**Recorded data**
——————
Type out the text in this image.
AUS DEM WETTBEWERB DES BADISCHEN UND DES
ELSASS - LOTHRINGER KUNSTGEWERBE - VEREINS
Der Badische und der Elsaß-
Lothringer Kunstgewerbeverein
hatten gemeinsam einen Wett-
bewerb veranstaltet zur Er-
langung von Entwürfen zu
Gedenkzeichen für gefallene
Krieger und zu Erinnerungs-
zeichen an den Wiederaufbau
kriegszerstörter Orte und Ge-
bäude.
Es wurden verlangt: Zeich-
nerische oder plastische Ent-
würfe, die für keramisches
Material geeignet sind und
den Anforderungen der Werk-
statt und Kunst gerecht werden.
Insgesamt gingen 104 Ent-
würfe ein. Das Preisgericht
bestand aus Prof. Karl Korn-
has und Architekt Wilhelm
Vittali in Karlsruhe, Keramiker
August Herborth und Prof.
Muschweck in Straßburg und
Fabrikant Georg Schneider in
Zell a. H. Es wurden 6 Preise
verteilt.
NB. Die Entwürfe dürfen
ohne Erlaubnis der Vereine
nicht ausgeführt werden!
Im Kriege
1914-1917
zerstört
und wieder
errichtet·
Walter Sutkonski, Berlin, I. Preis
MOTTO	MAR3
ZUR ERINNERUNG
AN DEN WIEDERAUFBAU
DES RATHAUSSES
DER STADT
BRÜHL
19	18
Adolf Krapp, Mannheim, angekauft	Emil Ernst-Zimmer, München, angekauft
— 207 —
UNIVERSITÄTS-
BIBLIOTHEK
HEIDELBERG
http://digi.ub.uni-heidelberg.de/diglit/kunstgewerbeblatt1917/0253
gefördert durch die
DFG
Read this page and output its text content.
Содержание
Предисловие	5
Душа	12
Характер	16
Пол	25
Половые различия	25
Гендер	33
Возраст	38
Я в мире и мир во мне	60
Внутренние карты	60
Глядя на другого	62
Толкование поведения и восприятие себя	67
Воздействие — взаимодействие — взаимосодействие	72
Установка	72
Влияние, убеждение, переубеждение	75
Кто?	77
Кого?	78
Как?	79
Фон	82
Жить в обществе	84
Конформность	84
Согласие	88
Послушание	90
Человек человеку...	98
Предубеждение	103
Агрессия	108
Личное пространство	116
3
——————
**Short exercise**
Retype the entries exactly, including every line.

**Exercise result**
Type out the text in this image.
AUS DEM WETTBEWERB DES BADISCHEN UND DES
ELSASS - LOTHRINGER KUNSTGEWERBE - VEREINS
Der Badische und der Elsaß-
Lothringer Kunstgewerbeverein
hatten gemeinsam einen Wett-
bewerb veranstaltet zur Er-
langung von Entwürfen zu
Gedenkzeichen für gefallene
Krieger und zu Erinnerungs-
zeichen an den Wiederaufbau
kriegszerstörter Orte und Ge-
bäude.
Es wurden verlangt: Zeich-
nerische oder plastische Ent-
würfe, die für keramisches
Material geeignet sind und
den Anforderungen der Werk-
statt und Kunst gerecht werden.
Insgesamt gingen 104 Ent-
würfe ein. Das Preisgericht
bestand aus Prof. Karl Korn-
has und Architekt Wilhelm
Vittali in Karlsruhe, Keramiker
August Herborth und Prof.
Muschweck in Straßburg und
Fabrikant Georg Schneider in
Zell a. H. Es wurden 6 Preise
verteilt.
NB. Die Entwürfe dürfen
ohne Erlaubnis der Vereine
nicht ausgeführt werden!
Im Kriege
1914-1917
zerstört
und wieder
errichtet·
Walter Sutkonski, Berlin, I. Preis
MOTTO	MAR3
ZUR ERINNERUNG
AN DEN WIEDERAUFBAU
DES RATHAUSSES
DER STADT
BRÜHL
19	18
Adolf Krapp, Mannheim, angekauft	Emil Ernst-Zimmer, München, angekauft
— 207 —
UNIVERSITÄTS-
BIBLIOTHEK
HEIDELBERG
http://digi.ub.uni-heidelberg.de/diglit/kunstgewerbeblatt1917/0253
gefördert durch die
DFG
Read this page and output its text content.
Содержание
Предисловие	5
Душа	12
Характер	16
Пол	25
Половые различия	25
Гендер	33
Возраст	38
Я в мире и мир во мне	60
Внутренние карты	60
Глядя на другого	62
Толкование поведения и восприятие себя	67
Воздействие — взаимодействие — взаимосодействие	72
Установка	72
Влияние, убеждение, переубеждение	75
Кто?	77
Кого?	78
Как?	79
Фон	82
Жить в обществе	84
Конформность	84
Согласие	88
Послушание	90
Человек человеку...	98
Предубеждение	103
Агрессия	108
Личное пространство	116
3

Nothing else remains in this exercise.